* Start Records *
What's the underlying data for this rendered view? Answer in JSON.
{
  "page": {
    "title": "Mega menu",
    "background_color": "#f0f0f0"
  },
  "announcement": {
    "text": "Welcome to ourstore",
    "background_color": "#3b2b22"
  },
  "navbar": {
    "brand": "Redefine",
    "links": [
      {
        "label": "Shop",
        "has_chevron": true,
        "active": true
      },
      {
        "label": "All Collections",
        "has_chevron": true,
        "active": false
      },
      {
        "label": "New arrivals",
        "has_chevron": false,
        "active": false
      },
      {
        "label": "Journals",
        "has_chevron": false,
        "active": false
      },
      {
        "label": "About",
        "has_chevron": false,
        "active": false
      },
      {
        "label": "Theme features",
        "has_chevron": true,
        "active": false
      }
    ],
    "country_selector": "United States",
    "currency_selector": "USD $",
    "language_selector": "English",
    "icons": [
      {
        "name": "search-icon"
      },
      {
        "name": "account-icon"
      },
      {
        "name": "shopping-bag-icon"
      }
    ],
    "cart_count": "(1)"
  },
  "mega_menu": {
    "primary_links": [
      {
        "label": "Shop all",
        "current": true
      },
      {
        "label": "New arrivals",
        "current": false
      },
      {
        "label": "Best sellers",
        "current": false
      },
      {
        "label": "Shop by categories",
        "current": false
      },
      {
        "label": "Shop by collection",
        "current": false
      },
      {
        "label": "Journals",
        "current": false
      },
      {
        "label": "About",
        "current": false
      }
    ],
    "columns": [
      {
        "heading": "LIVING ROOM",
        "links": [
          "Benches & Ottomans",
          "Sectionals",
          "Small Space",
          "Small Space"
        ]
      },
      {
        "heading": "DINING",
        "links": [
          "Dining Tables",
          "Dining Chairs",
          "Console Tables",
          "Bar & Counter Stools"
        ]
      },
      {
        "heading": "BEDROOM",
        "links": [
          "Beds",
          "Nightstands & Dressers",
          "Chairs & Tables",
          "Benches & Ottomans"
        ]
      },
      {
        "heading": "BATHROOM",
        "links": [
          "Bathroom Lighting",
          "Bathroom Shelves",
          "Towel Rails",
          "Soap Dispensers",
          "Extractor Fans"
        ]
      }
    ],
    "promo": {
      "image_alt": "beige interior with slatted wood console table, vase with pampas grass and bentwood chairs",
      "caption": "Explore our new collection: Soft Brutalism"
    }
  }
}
* End Records *
Every entry should be printed again exactly as it stands.

What's the underlying data for this rendered view? Answer in JSON.
{
  "page": {
    "title": "Mega menu",
    "background_color": "#f0f0f0"
  },
  "announcement": {
    "text": "Welcome to ourstore",
    "background_color": "#3b2b22"
  },
  "navbar": {
    "brand": "Redefine",
    "links": [
      {
        "label": "Shop",
        "has_chevron": true,
        "active": true
      },
      {
        "label": "All Collections",
        "has_chevron": true,
        "active": false
      },
      {
        "label": "New arrivals",
        "has_chevron": false,
        "active": false
      },
      {
        "label": "Journals",
        "has_chevron": false,
        "active": false
      },
      {
        "label": "About",
        "has_chevron": false,
        "active": false
      },
      {
        "label": "Theme features",
        "has_chevron": true,
        "active": false
      }
    ],
    "country_selector": "United States",
    "currency_selector": "USD $",
    "language_selector": "English",
    "icons": [
      {
        "name": "search-icon"
      },
      {
        "name": "account-icon"
      },
      {
        "name": "shopping-bag-icon"
      }
    ],
    "cart_count": "(1)"
  },
  "mega_menu": {
    "primary_links": [
      {
        "label": "Shop all",
        "current": true
      },
      {
        "label": "New arrivals",
        "current": false
      },
      {
        "label": "Best sellers",
        "current": false
      },
      {
        "label": "Shop by categories",
        "current": false
      },
      {
        "label": "Shop by collection",
        "current": false
      },
      {
        "label": "Journals",
        "current": false
      },
      {
        "label": "About",
        "current": false
      }
    ],
    "columns": [
      {
        "heading": "LIVING ROOM",
        "links": [
          "Benches & Ottomans",
          "Sectionals",
          "Small Space",
          "Small Space"
        ]
      },
      {
        "heading": "DINING",
        "links": [
          "Dining Tables",
          "Dining Chairs",
          "Console Tables",
          "Bar & Counter Stools"
        ]
      },
      {
        "heading": "BEDROOM",
        "links": [
          "Beds",
          "Nightstands & Dressers",
          "Chairs & Tables",
          "Benches & Ottomans"
        ]
      },
      {
        "heading": "BATHROOM",
        "links": [
          "Bathroom Lighting",
          "Bathroom Shelves",
          "Towel Rails",
          "Soap Dispensers",
          "Extractor Fans"
        ]
      }
    ],
    "promo": {
      "image_alt": "beige interior with slatted wood console table, vase with pampas grass and bentwood chairs",
      "caption": "Explore our new collection: Soft Brutalism"
    }
  }
}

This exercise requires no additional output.